Data entries:
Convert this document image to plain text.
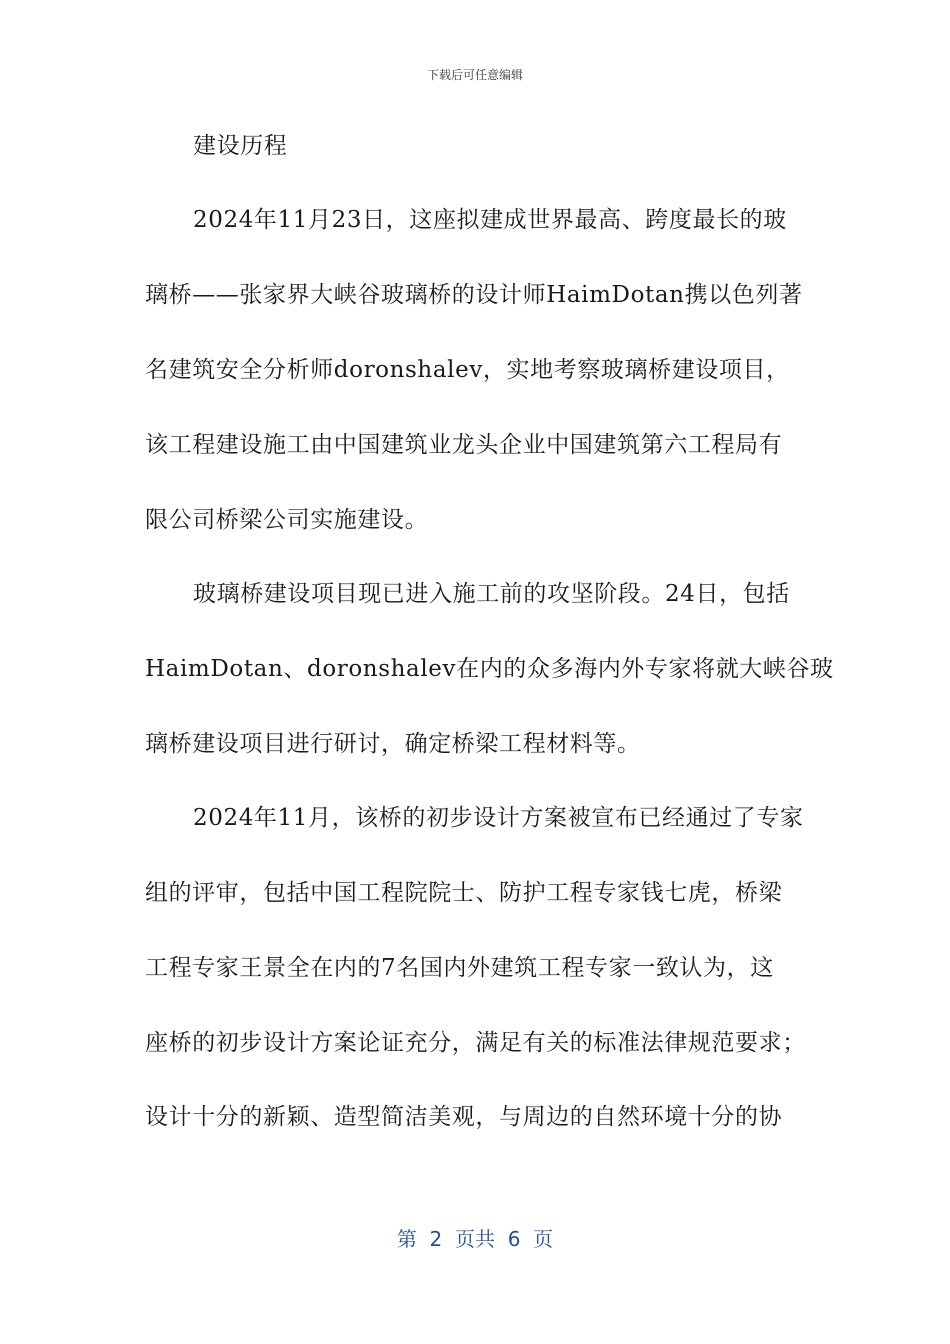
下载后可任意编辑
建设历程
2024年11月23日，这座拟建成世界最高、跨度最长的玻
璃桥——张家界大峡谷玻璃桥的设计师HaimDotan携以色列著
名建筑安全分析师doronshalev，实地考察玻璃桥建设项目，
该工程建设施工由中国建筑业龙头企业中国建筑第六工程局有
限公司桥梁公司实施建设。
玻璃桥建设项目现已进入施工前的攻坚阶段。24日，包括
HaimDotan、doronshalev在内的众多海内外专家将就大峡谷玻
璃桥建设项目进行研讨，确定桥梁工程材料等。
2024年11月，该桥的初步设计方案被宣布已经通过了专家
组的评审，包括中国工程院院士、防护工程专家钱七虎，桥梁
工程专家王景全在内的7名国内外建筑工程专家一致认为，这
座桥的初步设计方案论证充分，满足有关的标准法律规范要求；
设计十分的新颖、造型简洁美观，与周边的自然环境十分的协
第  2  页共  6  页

■ Task statement ■
Pictures don't belong in the copy. Transcribe every record exactly as it appears.

■ Full response ■
Convert this document image to plain text.
下载后可任意编辑
建设历程
2024年11月23日，这座拟建成世界最高、跨度最长的玻
璃桥——张家界大峡谷玻璃桥的设计师HaimDotan携以色列著
名建筑安全分析师doronshalev，实地考察玻璃桥建设项目，
该工程建设施工由中国建筑业龙头企业中国建筑第六工程局有
限公司桥梁公司实施建设。
玻璃桥建设项目现已进入施工前的攻坚阶段。24日，包括
HaimDotan、doronshalev在内的众多海内外专家将就大峡谷玻
璃桥建设项目进行研讨，确定桥梁工程材料等。
2024年11月，该桥的初步设计方案被宣布已经通过了专家
组的评审，包括中国工程院院士、防护工程专家钱七虎，桥梁
工程专家王景全在内的7名国内外建筑工程专家一致认为，这
座桥的初步设计方案论证充分，满足有关的标准法律规范要求；
设计十分的新颖、造型简洁美观，与周边的自然环境十分的协
第  2  页共  6  页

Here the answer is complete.